Collected data:
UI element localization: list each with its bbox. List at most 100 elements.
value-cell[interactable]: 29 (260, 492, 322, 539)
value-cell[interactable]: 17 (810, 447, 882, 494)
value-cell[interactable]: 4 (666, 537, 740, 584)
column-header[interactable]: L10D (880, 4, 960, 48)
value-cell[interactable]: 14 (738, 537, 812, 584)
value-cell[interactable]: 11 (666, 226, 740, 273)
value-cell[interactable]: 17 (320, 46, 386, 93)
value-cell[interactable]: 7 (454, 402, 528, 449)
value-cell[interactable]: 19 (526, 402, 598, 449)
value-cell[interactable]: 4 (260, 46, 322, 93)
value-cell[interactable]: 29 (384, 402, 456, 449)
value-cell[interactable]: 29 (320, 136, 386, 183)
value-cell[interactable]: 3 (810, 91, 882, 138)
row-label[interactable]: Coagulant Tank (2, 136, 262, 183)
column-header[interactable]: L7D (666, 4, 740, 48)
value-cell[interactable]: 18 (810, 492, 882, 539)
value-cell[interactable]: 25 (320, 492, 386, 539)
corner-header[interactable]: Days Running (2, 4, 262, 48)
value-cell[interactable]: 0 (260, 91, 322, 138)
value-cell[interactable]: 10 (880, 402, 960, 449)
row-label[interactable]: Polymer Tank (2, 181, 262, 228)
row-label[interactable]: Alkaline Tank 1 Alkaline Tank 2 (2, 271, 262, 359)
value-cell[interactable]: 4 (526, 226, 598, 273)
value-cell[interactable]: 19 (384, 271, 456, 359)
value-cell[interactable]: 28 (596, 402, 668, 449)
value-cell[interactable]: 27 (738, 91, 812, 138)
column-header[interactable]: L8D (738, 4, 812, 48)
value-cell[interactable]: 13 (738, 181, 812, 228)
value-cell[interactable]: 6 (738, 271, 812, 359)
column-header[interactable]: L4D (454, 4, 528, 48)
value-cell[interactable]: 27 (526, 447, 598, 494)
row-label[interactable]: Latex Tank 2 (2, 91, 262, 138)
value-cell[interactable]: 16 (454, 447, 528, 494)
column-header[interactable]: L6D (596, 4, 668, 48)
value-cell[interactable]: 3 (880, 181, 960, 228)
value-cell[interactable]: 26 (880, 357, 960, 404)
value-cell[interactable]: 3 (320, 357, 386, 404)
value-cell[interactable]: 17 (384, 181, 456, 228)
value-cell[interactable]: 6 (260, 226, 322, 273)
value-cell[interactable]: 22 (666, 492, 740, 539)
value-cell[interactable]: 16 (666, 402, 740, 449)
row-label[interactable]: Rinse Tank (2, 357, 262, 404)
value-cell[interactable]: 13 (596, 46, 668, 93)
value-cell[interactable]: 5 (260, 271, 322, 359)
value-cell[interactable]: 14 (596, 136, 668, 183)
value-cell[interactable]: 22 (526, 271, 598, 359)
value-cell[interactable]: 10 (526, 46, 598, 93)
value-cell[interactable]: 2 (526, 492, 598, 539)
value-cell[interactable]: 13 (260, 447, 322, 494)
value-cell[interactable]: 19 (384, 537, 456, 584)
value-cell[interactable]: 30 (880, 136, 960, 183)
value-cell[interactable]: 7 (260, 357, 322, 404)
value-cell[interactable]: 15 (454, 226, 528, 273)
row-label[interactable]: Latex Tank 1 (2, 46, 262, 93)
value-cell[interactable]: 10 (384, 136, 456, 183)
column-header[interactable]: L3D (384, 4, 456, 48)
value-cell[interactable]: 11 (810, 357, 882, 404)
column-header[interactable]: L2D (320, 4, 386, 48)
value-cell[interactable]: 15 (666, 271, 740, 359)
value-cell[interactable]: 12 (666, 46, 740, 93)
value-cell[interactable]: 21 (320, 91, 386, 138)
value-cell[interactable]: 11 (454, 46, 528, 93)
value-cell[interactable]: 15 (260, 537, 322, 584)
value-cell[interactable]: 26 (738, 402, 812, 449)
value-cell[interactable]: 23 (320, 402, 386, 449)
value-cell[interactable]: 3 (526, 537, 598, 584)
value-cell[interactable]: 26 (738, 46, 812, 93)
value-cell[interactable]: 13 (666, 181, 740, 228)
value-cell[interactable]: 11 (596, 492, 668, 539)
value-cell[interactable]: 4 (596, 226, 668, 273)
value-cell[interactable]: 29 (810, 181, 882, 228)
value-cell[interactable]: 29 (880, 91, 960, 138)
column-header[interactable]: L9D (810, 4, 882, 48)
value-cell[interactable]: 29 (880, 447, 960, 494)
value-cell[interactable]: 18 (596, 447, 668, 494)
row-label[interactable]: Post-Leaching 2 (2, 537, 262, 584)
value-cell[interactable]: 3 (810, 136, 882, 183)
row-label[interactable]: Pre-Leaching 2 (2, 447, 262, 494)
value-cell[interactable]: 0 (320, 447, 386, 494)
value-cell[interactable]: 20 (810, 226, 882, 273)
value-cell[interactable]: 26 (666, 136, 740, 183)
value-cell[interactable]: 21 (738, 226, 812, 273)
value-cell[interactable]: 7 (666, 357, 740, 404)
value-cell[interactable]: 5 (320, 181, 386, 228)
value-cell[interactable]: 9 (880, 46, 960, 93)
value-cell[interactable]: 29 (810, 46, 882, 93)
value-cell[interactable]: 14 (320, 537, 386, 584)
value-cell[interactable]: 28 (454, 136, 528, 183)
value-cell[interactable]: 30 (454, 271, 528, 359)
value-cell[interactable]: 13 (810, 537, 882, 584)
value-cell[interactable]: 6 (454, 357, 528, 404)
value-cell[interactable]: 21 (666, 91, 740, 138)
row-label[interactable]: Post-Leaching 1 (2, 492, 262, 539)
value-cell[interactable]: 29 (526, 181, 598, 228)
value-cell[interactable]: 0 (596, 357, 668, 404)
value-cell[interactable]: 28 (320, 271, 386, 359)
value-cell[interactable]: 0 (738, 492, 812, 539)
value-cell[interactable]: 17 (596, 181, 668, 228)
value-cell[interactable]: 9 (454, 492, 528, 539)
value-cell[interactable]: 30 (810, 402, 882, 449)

| Problem to solve |
Reproduce every line of the data above verbatim, with no changes.

| The response |
UI element localization: list each with its bbox. List at most 100 elements.
value-cell[interactable]: 29 (260, 492, 322, 539)
value-cell[interactable]: 17 (810, 447, 882, 494)
value-cell[interactable]: 4 (666, 537, 740, 584)
column-header[interactable]: L10D (880, 4, 960, 48)
value-cell[interactable]: 14 (738, 537, 812, 584)
value-cell[interactable]: 11 (666, 226, 740, 273)
value-cell[interactable]: 17 (320, 46, 386, 93)
value-cell[interactable]: 7 (454, 402, 528, 449)
value-cell[interactable]: 19 (526, 402, 598, 449)
value-cell[interactable]: 4 (260, 46, 322, 93)
value-cell[interactable]: 29 (384, 402, 456, 449)
value-cell[interactable]: 29 (320, 136, 386, 183)
value-cell[interactable]: 3 (810, 91, 882, 138)
row-label[interactable]: Coagulant Tank (2, 136, 262, 183)
column-header[interactable]: L7D (666, 4, 740, 48)
value-cell[interactable]: 18 (810, 492, 882, 539)
value-cell[interactable]: 25 (320, 492, 386, 539)
corner-header[interactable]: Days Running (2, 4, 262, 48)
value-cell[interactable]: 0 (260, 91, 322, 138)
value-cell[interactable]: 10 (880, 402, 960, 449)
row-label[interactable]: Polymer Tank (2, 181, 262, 228)
row-label[interactable]: Alkaline Tank 1 Alkaline Tank 2 (2, 271, 262, 359)
value-cell[interactable]: 4 (526, 226, 598, 273)
value-cell[interactable]: 19 (384, 271, 456, 359)
value-cell[interactable]: 28 (596, 402, 668, 449)
value-cell[interactable]: 27 (738, 91, 812, 138)
column-header[interactable]: L8D (738, 4, 812, 48)
value-cell[interactable]: 13 (738, 181, 812, 228)
value-cell[interactable]: 6 (738, 271, 812, 359)
column-header[interactable]: L4D (454, 4, 528, 48)
value-cell[interactable]: 27 (526, 447, 598, 494)
row-label[interactable]: Latex Tank 2 (2, 91, 262, 138)
value-cell[interactable]: 16 (454, 447, 528, 494)
column-header[interactable]: L6D (596, 4, 668, 48)
value-cell[interactable]: 3 (880, 181, 960, 228)
value-cell[interactable]: 26 (880, 357, 960, 404)
value-cell[interactable]: 3 (320, 357, 386, 404)
value-cell[interactable]: 17 (384, 181, 456, 228)
value-cell[interactable]: 6 (260, 226, 322, 273)
value-cell[interactable]: 22 (666, 492, 740, 539)
value-cell[interactable]: 16 (666, 402, 740, 449)
row-label[interactable]: Rinse Tank (2, 357, 262, 404)
value-cell[interactable]: 13 (596, 46, 668, 93)
value-cell[interactable]: 5 (260, 271, 322, 359)
value-cell[interactable]: 14 (596, 136, 668, 183)
value-cell[interactable]: 22 (526, 271, 598, 359)
value-cell[interactable]: 10 (526, 46, 598, 93)
value-cell[interactable]: 2 (526, 492, 598, 539)
value-cell[interactable]: 13 (260, 447, 322, 494)
value-cell[interactable]: 19 (384, 537, 456, 584)
value-cell[interactable]: 30 (880, 136, 960, 183)
value-cell[interactable]: 7 (260, 357, 322, 404)
value-cell[interactable]: 15 (454, 226, 528, 273)
row-label[interactable]: Latex Tank 1 (2, 46, 262, 93)
value-cell[interactable]: 10 (384, 136, 456, 183)
column-header[interactable]: L3D (384, 4, 456, 48)
value-cell[interactable]: 11 (810, 357, 882, 404)
column-header[interactable]: L2D (320, 4, 386, 48)
value-cell[interactable]: 15 (666, 271, 740, 359)
value-cell[interactable]: 12 (666, 46, 740, 93)
value-cell[interactable]: 21 (320, 91, 386, 138)
value-cell[interactable]: 11 (454, 46, 528, 93)
value-cell[interactable]: 15 (260, 537, 322, 584)
value-cell[interactable]: 26 (738, 402, 812, 449)
value-cell[interactable]: 23 (320, 402, 386, 449)
value-cell[interactable]: 3 (526, 537, 598, 584)
value-cell[interactable]: 26 (738, 46, 812, 93)
value-cell[interactable]: 13 (666, 181, 740, 228)
value-cell[interactable]: 11 (596, 492, 668, 539)
value-cell[interactable]: 4 (596, 226, 668, 273)
value-cell[interactable]: 29 (810, 181, 882, 228)
value-cell[interactable]: 29 (880, 91, 960, 138)
column-header[interactable]: L9D (810, 4, 882, 48)
value-cell[interactable]: 29 (880, 447, 960, 494)
value-cell[interactable]: 18 (596, 447, 668, 494)
row-label[interactable]: Post-Leaching 2 (2, 537, 262, 584)
value-cell[interactable]: 3 (810, 136, 882, 183)
row-label[interactable]: Pre-Leaching 2 (2, 447, 262, 494)
value-cell[interactable]: 0 (320, 447, 386, 494)
value-cell[interactable]: 20 (810, 226, 882, 273)
value-cell[interactable]: 26 (666, 136, 740, 183)
value-cell[interactable]: 21 (738, 226, 812, 273)
value-cell[interactable]: 7 (666, 357, 740, 404)
value-cell[interactable]: 5 (320, 181, 386, 228)
value-cell[interactable]: 9 (880, 46, 960, 93)
value-cell[interactable]: 29 (810, 46, 882, 93)
value-cell[interactable]: 14 (320, 537, 386, 584)
value-cell[interactable]: 28 (454, 136, 528, 183)
value-cell[interactable]: 30 (454, 271, 528, 359)
value-cell[interactable]: 13 (810, 537, 882, 584)
value-cell[interactable]: 6 (454, 357, 528, 404)
value-cell[interactable]: 21 (666, 91, 740, 138)
row-label[interactable]: Post-Leaching 1 (2, 492, 262, 539)
value-cell[interactable]: 29 (526, 181, 598, 228)
value-cell[interactable]: 0 (596, 357, 668, 404)
value-cell[interactable]: 28 (320, 271, 386, 359)
value-cell[interactable]: 0 (738, 492, 812, 539)
value-cell[interactable]: 17 (596, 181, 668, 228)
value-cell[interactable]: 9 (454, 492, 528, 539)
value-cell[interactable]: 30 (810, 402, 882, 449)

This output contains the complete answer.